Filter the entries below, keeping only lines with the word "黄浦区二模".

** Data for the task **
+++

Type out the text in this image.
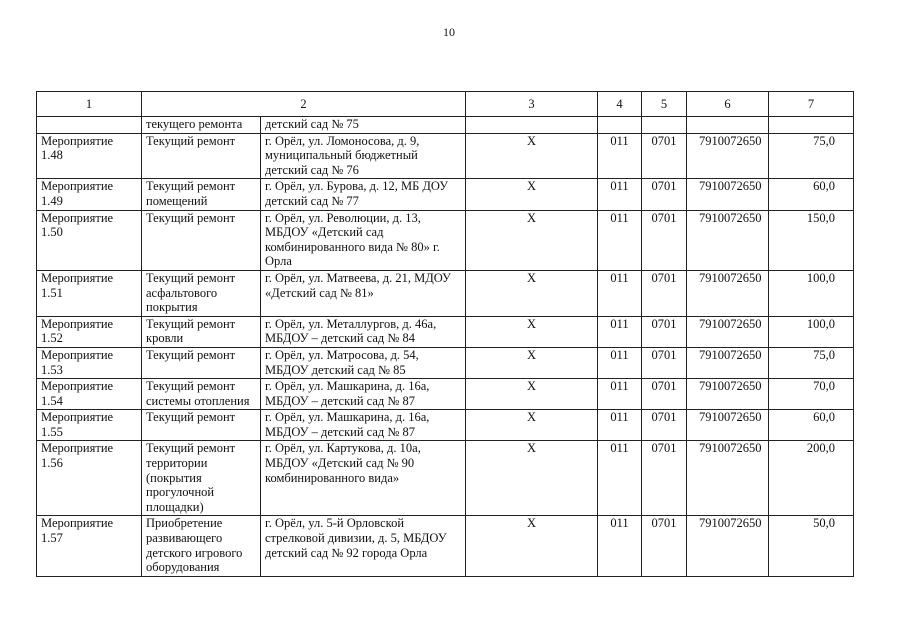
10
1	2		3	4	5	6	7
	текущего ремонта	детский сад № 75					
Мероприятие 1.48	Текущий ремонт	г. Орёл, ул. Ломоносова, д. 9, муниципальный бюджетный детский сад № 76	Х	011	0701	7910072650	75,0
Мероприятие 1.49	Текущий ремонт помещений	г. Орёл, ул. Бурова, д. 12, МБ ДОУ детский сад № 77	Х	011	0701	7910072650	60,0
Мероприятие 1.50	Текущий ремонт	г. Орёл, ул. Революции, д. 13, МБДОУ «Детский сад комбинированного вида № 80» г. Орла	Х	011	0701	7910072650	150,0
Мероприятие 1.51	Текущий ремонт асфальтового покрытия	г. Орёл, ул. Матвеева, д. 21, МДОУ «Детский сад № 81»	Х	011	0701	7910072650	100,0
Мероприятие 1.52	Текущий ремонт кровли	г. Орёл, ул. Металлургов, д. 46а, МБДОУ – детский сад № 84	Х	011	0701	7910072650	100,0
Мероприятие 1.53	Текущий ремонт	г. Орёл, ул. Матросова, д. 54, МБДОУ детский сад № 85	Х	011	0701	7910072650	75,0
Мероприятие 1.54	Текущий ремонт системы отопления	г. Орёл, ул. Машкарина, д. 16а, МБДОУ – детский сад № 87	Х	011	0701	7910072650	70,0
Мероприятие 1.55	Текущий ремонт	г. Орёл, ул. Машкарина, д. 16а, МБДОУ – детский сад № 87	Х	011	0701	7910072650	60,0
Мероприятие 1.56	Текущий ремонт территории (покрытия прогулочной площадки)	г. Орёл, ул. Картукова, д. 10а, МБДОУ «Детский сад № 90 комбинированного вида»	Х	011	0701	7910072650	200,0
Мероприятие 1.57	Приобретение развивающего детского игрового оборудования	г. Орёл, ул. 5-й Орловской стрелковой дивизии, д. 5, МБДОУ детский сад № 92 города Орла	Х	011	0701	7910072650	50,0
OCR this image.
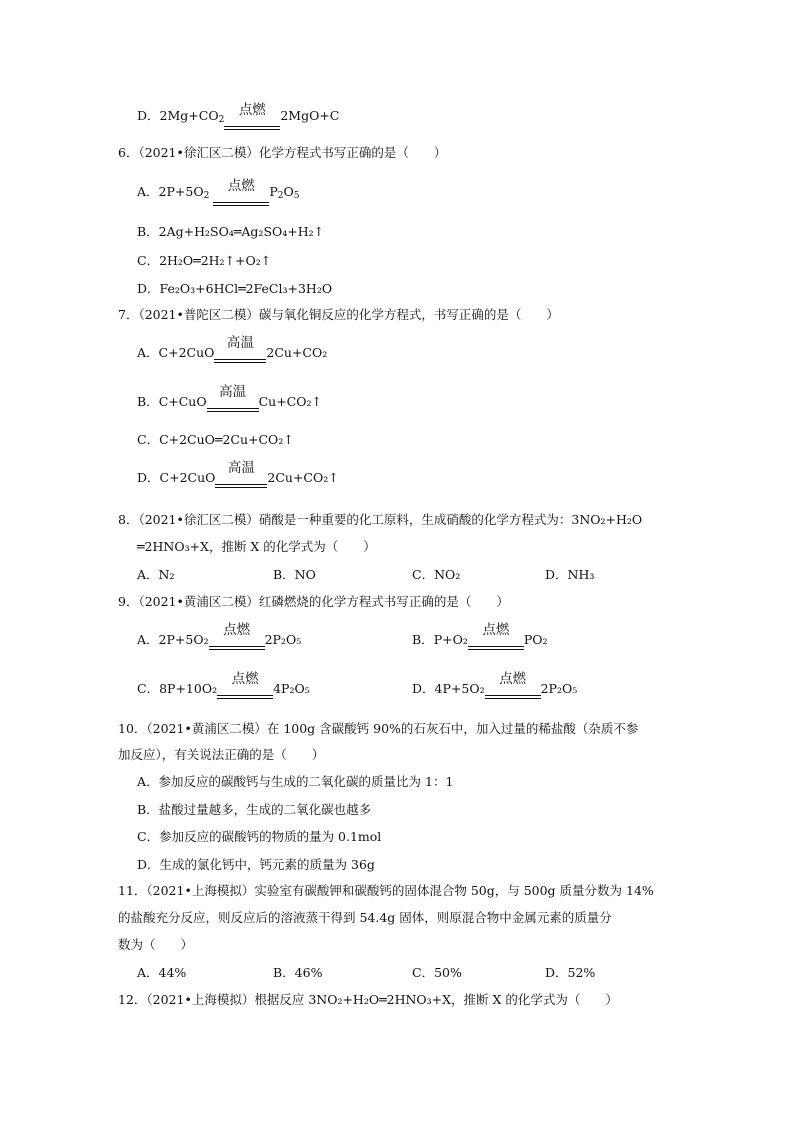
D．$2Mg+CO_2$
点燃	2MgO+C
6．（2021•徐汇区二模）化学方程式书写正确的是（　　）
A．$2P+5O_2$
点燃	$P_2O_5$
B．2Ag+H₂SO₄═Ag₂SO₄+H₂↑
C．2H₂O═2H₂↑+O₂↑
D．Fe₂O₃+6HCl═2FeCl₃+3H₂O
7．（2021•普陀区二模）碳与氧化铜反应的化学方程式，书写正确的是（　　）
A．C+2CuO
高温
2Cu+CO₂
B．C+CuO
高温
Cu+CO₂↑
C．C+2CuO═2Cu+CO₂↑
D．C+2CuO
高温
2Cu+CO₂↑
8．（2021•徐汇区二模）硝酸是一种重要的化工原料，生成硝酸的化学方程式为：3NO₂+H₂O
═2HNO₃+X，推断 X 的化学式为（　　）
A．N₂	B．NO	C．NO₂	D．NH₃
9．（2021•黄浦区二模）红磷燃烧的化学方程式书写正确的是（　　）
A．2P+5O₂
点燃
2P₂O₅	B．P+O₂
点燃
PO₂
C．8P+10O₂
点燃
4P₂O₅	D．4P+5O₂
点燃
2P₂O₅
10．（2021•黄浦区二模）在 100g 含碳酸钙 90%的石灰石中，加入过量的稀盐酸（杂质不参
加反应），有关说法正确的是（　　）
A．参加反应的碳酸钙与生成的二氧化碳的质量比为 1：1
B．盐酸过量越多，生成的二氧化碳也越多
C．参加反应的碳酸钙的物质的量为 0.1mol
D．生成的氯化钙中，钙元素的质量为 36g
11．（2021•上海模拟）实验室有碳酸钾和碳酸钙的固体混合物 50g，与 500g 质量分数为 14%
的盐酸充分反应，则反应后的溶液蒸干得到 54.4g 固体，则原混合物中金属元素的质量分
数为（　　）
A．44%	B．46%	C．50%	D．52%
12．（2021•上海模拟）根据反应 3NO₂+H₂O═2HNO₃+X，推断 X 的化学式为（　　）
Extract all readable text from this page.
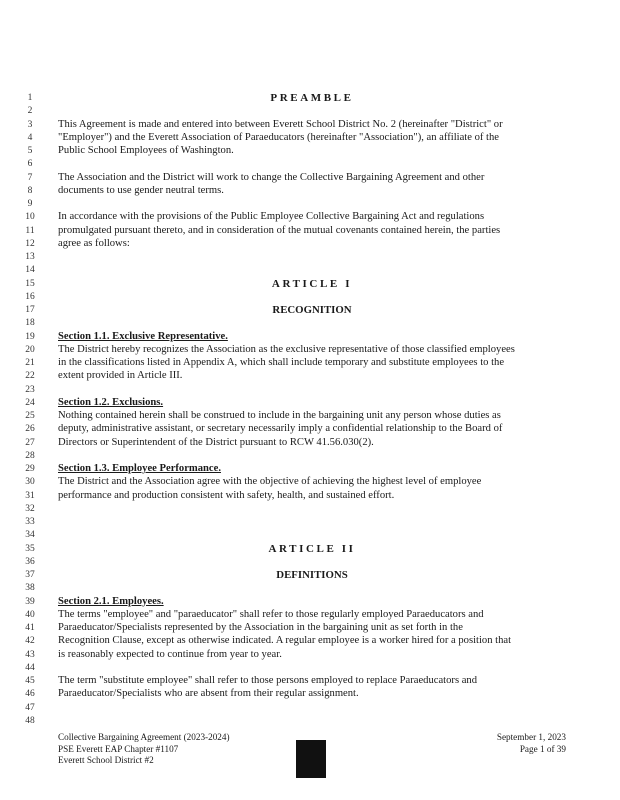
1	PREAMBLE
2
3	This Agreement is made and entered into between Everett School District No. 2 (hereinafter "District" or
4	"Employer") and the Everett Association of Paraeducators (hereinafter "Association"), an affiliate of the
5	Public School Employees of Washington.
6
7	The Association and the District will work to change the Collective Bargaining Agreement and other
8	documents to use gender neutral terms.
9
10	In accordance with the provisions of the Public Employee Collective Bargaining Act and regulations
11	promulgated pursuant thereto, and in consideration of the mutual covenants contained herein, the parties
12	agree as follows:
13
14
15	ARTICLE I
16
17	RECOGNITION
18
19	Section 1.1. Exclusive Representative.
20	The District hereby recognizes the Association as the exclusive representative of those classified employees
21	in the classifications listed in Appendix A, which shall include temporary and substitute employees to the
22	extent provided in Article III.
23
24	Section 1.2. Exclusions.
25	Nothing contained herein shall be construed to include in the bargaining unit any person whose duties as
26	deputy, administrative assistant, or secretary necessarily imply a confidential relationship to the Board of
27	Directors or Superintendent of the District pursuant to RCW 41.56.030(2).
28
29	Section 1.3. Employee Performance.
30	The District and the Association agree with the objective of achieving the highest level of employee
31	performance and production consistent with safety, health, and sustained effort.
32
33
34
35	ARTICLE II
36
37	DEFINITIONS
38
39	Section 2.1. Employees.
40	The terms "employee" and "paraeducator" shall refer to those regularly employed Paraeducators and
41	Paraeducator/Specialists represented by the Association in the bargaining unit as set forth in the
42	Recognition Clause, except as otherwise indicated. A regular employee is a worker hired for a position that
43	is reasonably expected to continue from year to year.
44
45	The term "substitute employee" shall refer to those persons employed to replace Paraeducators and
46	Paraeducator/Specialists who are absent from their regular assignment.
47
48
Collective Bargaining Agreement (2023-2024)
PSE Everett EAP Chapter #1107
Everett School District #2
September 1, 2023
Page 1 of 39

+++

** Task solution **
9．（2021•黄浦区二模）红磷燃烧的化学方程式书写正确的是（　　）
10．（2021•黄浦区二模）在 100g 含碳酸钙 90%的石灰石中，加入过量的稀盐酸（杂质不参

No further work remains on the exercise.